Begin ROWS
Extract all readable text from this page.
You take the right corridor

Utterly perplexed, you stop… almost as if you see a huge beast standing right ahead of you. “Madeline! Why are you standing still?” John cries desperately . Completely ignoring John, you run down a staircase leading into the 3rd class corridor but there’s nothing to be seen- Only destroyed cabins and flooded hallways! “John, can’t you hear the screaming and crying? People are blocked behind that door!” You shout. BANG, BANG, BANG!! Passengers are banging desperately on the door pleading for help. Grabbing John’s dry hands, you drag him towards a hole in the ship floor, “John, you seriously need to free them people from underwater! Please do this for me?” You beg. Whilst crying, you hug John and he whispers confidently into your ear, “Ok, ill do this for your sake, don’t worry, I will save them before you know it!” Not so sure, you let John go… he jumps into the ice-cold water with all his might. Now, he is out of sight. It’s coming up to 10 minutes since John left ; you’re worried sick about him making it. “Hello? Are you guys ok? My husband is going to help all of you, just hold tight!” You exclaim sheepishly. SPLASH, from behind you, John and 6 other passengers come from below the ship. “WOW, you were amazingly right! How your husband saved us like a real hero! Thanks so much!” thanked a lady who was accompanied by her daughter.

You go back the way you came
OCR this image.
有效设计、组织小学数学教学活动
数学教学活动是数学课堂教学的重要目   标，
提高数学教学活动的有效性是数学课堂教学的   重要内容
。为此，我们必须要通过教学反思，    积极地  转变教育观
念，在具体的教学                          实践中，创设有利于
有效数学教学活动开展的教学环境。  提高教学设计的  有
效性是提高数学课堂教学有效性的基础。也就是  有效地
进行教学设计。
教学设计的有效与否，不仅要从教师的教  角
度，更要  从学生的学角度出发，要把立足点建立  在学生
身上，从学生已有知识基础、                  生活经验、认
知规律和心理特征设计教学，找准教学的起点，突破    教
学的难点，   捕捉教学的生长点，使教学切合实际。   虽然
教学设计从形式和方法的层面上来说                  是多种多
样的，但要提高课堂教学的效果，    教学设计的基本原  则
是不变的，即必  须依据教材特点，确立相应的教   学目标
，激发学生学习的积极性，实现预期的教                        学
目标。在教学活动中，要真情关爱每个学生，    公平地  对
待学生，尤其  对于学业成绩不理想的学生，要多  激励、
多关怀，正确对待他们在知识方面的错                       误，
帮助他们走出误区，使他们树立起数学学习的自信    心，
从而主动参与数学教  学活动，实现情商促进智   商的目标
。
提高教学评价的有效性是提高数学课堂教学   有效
End ROWS
Retype every entry word for word.

* [OUTPUT OF THE EXERCISE]
Extract all readable text from this page.
You take the right corridor

Utterly perplexed, you stop… almost as if you see a huge beast standing right ahead of you. “Madeline! Why are you standing still?” John cries desperately . Completely ignoring John, you run down a staircase leading into the 3rd class corridor but there’s nothing to be seen- Only destroyed cabins and flooded hallways! “John, can’t you hear the screaming and crying? People are blocked behind that door!” You shout. BANG, BANG, BANG!! Passengers are banging desperately on the door pleading for help. Grabbing John’s dry hands, you drag him towards a hole in the ship floor, “John, you seriously need to free them people from underwater! Please do this for me?” You beg. Whilst crying, you hug John and he whispers confidently into your ear, “Ok, ill do this for your sake, don’t worry, I will save them before you know it!” Not so sure, you let John go… he jumps into the ice-cold water with all his might. Now, he is out of sight. It’s coming up to 10 minutes since John left ; you’re worried sick about him making it. “Hello? Are you guys ok? My husband is going to help all of you, just hold tight!” You exclaim sheepishly. SPLASH, from behind you, John and 6 other passengers come from below the ship. “WOW, you were amazingly right! How your husband saved us like a real hero! Thanks so much!” thanked a lady who was accompanied by her daughter.

You go back the way you came
OCR this image.
有效设计、组织小学数学教学活动
数学教学活动是数学课堂教学的重要目   标，
提高数学教学活动的有效性是数学课堂教学的   重要内容
。为此，我们必须要通过教学反思，    积极地  转变教育观
念，在具体的教学                          实践中，创设有利于
有效数学教学活动开展的教学环境。  提高教学设计的  有
效性是提高数学课堂教学有效性的基础。也就是  有效地
进行教学设计。
教学设计的有效与否，不仅要从教师的教  角
度，更要  从学生的学角度出发，要把立足点建立  在学生
身上，从学生已有知识基础、                  生活经验、认
知规律和心理特征设计教学，找准教学的起点，突破    教
学的难点，   捕捉教学的生长点，使教学切合实际。   虽然
教学设计从形式和方法的层面上来说                  是多种多
样的，但要提高课堂教学的效果，    教学设计的基本原  则
是不变的，即必  须依据教材特点，确立相应的教   学目标
，激发学生学习的积极性，实现预期的教                        学
目标。在教学活动中，要真情关爱每个学生，    公平地  对
待学生，尤其  对于学业成绩不理想的学生，要多  激励、
多关怀，正确对待他们在知识方面的错                       误，
帮助他们走出误区，使他们树立起数学学习的自信    心，
从而主动参与数学教  学活动，实现情商促进智   商的目标
。
提高教学评价的有效性是提高数学课堂教学   有效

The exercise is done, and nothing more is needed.